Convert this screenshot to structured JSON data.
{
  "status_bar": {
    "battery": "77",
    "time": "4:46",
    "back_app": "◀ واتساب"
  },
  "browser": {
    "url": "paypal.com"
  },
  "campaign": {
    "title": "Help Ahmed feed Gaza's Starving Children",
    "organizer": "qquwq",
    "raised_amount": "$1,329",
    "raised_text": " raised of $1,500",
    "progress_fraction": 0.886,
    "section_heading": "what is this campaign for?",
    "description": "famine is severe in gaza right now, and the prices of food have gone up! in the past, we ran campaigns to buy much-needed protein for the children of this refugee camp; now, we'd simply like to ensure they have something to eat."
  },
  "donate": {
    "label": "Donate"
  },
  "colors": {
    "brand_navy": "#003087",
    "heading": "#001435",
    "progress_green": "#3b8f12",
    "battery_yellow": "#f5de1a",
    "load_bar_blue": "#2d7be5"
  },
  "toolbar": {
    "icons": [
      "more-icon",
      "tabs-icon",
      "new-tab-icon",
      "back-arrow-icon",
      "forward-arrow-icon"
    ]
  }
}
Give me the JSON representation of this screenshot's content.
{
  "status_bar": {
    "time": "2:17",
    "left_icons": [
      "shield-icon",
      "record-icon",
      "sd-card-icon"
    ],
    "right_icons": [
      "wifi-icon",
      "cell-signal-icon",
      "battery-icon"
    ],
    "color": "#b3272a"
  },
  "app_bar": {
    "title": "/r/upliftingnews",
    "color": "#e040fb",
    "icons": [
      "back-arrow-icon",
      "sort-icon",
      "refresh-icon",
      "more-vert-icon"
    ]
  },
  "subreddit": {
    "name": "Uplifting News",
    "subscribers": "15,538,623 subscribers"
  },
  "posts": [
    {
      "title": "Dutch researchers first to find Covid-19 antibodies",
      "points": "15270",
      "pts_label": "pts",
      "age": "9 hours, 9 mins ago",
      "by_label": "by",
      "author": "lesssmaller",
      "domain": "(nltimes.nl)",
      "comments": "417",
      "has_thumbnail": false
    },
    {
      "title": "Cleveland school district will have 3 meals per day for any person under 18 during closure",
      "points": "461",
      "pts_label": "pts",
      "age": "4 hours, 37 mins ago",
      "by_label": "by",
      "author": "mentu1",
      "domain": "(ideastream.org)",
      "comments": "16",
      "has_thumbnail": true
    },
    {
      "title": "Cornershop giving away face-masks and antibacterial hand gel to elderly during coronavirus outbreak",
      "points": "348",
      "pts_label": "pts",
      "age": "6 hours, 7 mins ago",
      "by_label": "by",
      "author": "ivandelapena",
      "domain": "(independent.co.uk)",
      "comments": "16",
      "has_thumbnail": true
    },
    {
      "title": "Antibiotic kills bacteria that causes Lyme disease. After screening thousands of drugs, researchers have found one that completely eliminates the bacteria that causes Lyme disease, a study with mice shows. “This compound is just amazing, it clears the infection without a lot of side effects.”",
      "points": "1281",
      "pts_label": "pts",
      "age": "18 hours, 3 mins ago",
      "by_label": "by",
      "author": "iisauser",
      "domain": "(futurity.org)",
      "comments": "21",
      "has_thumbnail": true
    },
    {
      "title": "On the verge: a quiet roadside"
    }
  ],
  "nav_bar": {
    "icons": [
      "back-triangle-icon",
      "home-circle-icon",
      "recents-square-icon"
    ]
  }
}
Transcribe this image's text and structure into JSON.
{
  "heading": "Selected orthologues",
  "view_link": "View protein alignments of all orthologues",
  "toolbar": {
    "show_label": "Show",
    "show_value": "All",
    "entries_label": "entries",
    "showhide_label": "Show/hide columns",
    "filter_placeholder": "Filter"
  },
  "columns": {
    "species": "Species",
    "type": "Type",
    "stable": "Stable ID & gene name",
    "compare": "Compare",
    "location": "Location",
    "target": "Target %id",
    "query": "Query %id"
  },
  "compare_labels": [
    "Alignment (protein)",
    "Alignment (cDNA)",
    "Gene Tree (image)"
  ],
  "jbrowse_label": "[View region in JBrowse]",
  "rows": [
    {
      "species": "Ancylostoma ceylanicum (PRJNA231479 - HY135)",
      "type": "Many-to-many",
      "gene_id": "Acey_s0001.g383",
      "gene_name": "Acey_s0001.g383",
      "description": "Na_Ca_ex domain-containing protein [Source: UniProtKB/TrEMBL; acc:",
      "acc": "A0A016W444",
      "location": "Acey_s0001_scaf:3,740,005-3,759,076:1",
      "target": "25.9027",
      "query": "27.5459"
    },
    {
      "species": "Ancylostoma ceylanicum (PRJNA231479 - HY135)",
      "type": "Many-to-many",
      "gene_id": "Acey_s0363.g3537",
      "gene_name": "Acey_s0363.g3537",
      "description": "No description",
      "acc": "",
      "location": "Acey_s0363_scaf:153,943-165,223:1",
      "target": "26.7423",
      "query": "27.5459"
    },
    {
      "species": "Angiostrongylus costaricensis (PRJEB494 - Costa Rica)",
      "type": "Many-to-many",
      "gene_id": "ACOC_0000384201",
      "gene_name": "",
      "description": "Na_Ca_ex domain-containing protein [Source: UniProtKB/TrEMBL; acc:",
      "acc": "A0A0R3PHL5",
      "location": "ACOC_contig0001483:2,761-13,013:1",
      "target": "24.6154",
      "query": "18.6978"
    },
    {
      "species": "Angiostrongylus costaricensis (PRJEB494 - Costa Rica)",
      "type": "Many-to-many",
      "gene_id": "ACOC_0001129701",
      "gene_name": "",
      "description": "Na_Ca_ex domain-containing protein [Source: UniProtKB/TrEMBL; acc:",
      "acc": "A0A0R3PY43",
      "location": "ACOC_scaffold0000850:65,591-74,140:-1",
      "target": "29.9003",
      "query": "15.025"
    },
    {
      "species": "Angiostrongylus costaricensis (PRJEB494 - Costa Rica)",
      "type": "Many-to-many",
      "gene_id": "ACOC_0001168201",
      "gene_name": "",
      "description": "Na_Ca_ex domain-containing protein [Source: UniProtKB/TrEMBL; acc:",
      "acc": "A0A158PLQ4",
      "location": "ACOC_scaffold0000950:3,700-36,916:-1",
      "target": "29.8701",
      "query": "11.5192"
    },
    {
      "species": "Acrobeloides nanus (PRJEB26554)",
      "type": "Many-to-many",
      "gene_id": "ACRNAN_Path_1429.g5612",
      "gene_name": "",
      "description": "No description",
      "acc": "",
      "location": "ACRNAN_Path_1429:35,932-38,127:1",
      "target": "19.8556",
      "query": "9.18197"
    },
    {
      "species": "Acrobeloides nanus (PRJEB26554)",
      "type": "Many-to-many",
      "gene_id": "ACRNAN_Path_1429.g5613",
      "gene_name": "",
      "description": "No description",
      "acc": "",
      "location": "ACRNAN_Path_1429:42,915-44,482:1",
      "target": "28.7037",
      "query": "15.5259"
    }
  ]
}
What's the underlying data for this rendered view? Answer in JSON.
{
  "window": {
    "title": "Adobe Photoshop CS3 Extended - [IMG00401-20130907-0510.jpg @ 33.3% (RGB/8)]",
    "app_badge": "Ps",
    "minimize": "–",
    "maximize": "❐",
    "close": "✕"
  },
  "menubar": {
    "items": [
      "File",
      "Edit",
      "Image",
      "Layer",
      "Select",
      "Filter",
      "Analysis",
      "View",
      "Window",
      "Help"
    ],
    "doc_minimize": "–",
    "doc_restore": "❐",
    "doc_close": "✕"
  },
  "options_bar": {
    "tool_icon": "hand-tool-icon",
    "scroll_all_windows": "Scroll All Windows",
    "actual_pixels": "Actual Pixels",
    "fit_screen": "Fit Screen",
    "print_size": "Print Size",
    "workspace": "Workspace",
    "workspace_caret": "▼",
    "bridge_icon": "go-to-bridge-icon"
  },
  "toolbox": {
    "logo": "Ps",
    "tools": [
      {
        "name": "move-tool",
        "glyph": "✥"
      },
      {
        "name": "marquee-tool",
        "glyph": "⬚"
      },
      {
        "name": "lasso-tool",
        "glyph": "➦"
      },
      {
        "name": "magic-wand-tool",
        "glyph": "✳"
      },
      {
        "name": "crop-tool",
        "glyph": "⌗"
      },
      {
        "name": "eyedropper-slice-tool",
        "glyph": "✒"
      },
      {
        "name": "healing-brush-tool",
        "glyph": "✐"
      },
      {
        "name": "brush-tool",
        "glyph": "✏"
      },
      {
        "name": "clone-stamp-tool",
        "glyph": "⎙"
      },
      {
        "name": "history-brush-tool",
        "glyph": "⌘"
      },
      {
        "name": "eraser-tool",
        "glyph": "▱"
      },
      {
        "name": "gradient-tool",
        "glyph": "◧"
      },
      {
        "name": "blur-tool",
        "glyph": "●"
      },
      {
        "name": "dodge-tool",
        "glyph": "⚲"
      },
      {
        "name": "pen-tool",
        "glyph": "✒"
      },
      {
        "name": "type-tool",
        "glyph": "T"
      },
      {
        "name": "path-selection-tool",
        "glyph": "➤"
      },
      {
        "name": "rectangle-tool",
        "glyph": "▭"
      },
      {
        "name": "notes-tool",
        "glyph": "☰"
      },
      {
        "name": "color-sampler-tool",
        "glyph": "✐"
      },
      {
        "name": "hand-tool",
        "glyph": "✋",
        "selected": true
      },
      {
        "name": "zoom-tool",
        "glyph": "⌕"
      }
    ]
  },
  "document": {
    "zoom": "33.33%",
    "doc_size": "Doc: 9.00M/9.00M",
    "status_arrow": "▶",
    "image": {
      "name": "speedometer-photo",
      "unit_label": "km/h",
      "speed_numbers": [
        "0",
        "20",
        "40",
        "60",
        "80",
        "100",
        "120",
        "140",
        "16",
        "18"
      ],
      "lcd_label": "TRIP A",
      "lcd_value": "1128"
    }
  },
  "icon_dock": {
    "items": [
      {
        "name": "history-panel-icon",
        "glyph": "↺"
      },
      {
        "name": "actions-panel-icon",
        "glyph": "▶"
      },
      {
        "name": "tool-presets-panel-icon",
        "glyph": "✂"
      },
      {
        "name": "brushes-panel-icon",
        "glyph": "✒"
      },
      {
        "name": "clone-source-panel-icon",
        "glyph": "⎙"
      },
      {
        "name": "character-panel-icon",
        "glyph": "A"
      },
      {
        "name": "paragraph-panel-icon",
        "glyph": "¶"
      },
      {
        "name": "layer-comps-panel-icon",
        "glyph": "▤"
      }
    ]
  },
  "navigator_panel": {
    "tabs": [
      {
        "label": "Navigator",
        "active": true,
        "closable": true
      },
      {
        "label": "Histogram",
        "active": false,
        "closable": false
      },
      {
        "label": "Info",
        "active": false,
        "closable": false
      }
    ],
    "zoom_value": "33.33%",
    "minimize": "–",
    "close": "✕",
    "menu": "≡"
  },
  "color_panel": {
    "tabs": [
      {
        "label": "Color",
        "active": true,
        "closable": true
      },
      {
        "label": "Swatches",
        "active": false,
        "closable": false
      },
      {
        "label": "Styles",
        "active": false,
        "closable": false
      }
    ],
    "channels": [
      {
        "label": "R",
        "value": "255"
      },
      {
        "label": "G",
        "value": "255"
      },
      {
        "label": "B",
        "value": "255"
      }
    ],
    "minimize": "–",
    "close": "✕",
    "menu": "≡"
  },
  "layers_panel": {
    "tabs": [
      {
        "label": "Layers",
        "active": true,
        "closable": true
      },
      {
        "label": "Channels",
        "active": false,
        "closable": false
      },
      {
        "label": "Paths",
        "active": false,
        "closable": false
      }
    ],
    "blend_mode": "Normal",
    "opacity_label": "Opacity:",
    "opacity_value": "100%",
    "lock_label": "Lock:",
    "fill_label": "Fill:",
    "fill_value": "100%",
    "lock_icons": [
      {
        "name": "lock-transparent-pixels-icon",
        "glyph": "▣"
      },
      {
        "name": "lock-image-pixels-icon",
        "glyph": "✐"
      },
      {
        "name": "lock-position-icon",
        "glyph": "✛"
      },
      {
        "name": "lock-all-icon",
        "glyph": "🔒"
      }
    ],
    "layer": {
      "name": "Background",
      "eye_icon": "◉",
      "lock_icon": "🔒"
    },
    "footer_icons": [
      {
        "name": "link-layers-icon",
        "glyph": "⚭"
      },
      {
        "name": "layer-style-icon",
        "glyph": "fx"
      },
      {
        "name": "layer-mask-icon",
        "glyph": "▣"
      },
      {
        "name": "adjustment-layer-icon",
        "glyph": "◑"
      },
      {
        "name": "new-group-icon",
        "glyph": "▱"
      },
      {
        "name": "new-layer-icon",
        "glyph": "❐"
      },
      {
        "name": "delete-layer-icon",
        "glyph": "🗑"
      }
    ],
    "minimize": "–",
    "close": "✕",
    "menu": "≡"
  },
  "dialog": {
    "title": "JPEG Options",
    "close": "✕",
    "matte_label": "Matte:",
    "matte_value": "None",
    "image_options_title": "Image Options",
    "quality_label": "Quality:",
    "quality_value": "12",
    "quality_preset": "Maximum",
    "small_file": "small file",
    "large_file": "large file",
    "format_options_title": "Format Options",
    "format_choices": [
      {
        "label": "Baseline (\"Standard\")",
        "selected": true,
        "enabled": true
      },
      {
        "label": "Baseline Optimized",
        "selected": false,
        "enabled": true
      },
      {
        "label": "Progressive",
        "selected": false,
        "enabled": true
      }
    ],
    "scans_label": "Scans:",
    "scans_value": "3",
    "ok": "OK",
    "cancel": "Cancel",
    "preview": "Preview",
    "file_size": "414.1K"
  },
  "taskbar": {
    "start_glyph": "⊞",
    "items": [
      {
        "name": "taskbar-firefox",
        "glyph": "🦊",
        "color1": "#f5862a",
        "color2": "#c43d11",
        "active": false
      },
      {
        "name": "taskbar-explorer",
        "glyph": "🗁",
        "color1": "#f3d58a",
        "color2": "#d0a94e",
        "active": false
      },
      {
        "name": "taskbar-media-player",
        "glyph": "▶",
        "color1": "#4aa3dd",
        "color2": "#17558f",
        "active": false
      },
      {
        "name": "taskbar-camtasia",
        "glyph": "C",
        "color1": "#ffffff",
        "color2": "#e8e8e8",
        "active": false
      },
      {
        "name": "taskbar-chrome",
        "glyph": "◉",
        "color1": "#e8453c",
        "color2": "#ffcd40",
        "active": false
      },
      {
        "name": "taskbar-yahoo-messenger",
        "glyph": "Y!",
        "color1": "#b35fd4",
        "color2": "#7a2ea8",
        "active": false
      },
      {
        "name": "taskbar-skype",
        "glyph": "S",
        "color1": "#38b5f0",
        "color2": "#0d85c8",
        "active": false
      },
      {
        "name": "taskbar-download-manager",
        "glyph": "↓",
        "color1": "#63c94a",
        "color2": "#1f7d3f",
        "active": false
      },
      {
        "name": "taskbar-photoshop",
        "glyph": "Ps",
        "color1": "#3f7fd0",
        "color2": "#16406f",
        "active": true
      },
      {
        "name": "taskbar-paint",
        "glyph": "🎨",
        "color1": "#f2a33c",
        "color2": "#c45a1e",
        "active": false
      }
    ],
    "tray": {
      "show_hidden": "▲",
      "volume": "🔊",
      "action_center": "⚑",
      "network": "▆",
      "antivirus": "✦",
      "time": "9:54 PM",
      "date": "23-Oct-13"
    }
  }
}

++++++++++++++++++++

## [WHAT THIS TASK INVOLVES]
Look through the data above for the string "points" and copy every line where it appears.

## [FINISHED TASK]
      "points": "15270",
      "points": "461",
      "points": "348",
      "points": "1281",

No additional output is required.